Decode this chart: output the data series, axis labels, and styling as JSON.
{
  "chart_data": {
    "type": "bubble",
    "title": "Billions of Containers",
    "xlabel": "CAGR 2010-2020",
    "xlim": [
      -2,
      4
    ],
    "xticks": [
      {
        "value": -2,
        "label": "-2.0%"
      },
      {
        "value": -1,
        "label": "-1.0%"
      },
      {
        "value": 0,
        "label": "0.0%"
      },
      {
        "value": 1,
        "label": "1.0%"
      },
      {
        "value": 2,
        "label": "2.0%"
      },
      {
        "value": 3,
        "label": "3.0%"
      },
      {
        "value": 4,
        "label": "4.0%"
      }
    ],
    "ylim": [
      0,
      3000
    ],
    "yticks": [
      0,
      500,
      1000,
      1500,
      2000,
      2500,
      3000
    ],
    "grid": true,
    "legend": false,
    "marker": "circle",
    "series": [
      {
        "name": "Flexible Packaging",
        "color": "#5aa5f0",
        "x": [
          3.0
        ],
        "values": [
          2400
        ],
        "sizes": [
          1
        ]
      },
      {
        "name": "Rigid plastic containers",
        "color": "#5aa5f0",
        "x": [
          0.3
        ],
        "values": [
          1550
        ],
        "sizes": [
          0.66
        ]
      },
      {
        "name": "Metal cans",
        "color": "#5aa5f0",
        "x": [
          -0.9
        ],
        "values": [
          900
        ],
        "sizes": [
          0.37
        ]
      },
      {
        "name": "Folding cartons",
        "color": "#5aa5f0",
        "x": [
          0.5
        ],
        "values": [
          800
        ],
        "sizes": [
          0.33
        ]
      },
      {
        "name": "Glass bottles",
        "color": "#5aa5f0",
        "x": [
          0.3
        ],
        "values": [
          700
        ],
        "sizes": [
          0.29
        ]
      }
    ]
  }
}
========================================
## [The exercise]
Write the data back out verbatim.

## [Solution for this problem]
Decode this chart: output the data series, axis labels, and styling as JSON.
{
  "chart_data": {
    "type": "bubble",
    "title": "Billions of Containers",
    "xlabel": "CAGR 2010-2020",
    "xlim": [
      -2,
      4
    ],
    "xticks": [
      {
        "value": -2,
        "label": "-2.0%"
      },
      {
        "value": -1,
        "label": "-1.0%"
      },
      {
        "value": 0,
        "label": "0.0%"
      },
      {
        "value": 1,
        "label": "1.0%"
      },
      {
        "value": 2,
        "label": "2.0%"
      },
      {
        "value": 3,
        "label": "3.0%"
      },
      {
        "value": 4,
        "label": "4.0%"
      }
    ],
    "ylim": [
      0,
      3000
    ],
    "yticks": [
      0,
      500,
      1000,
      1500,
      2000,
      2500,
      3000
    ],
    "grid": true,
    "legend": false,
    "marker": "circle",
    "series": [
      {
        "name": "Flexible Packaging",
        "color": "#5aa5f0",
        "x": [
          3.0
        ],
        "values": [
          2400
        ],
        "sizes": [
          1
        ]
      },
      {
        "name": "Rigid plastic containers",
        "color": "#5aa5f0",
        "x": [
          0.3
        ],
        "values": [
          1550
        ],
        "sizes": [
          0.66
        ]
      },
      {
        "name": "Metal cans",
        "color": "#5aa5f0",
        "x": [
          -0.9
        ],
        "values": [
          900
        ],
        "sizes": [
          0.37
        ]
      },
      {
        "name": "Folding cartons",
        "color": "#5aa5f0",
        "x": [
          0.5
        ],
        "values": [
          800
        ],
        "sizes": [
          0.33
        ]
      },
      {
        "name": "Glass bottles",
        "color": "#5aa5f0",
        "x": [
          0.3
        ],
        "values": [
          700
        ],
        "sizes": [
          0.29
        ]
      }
    ]
  }
}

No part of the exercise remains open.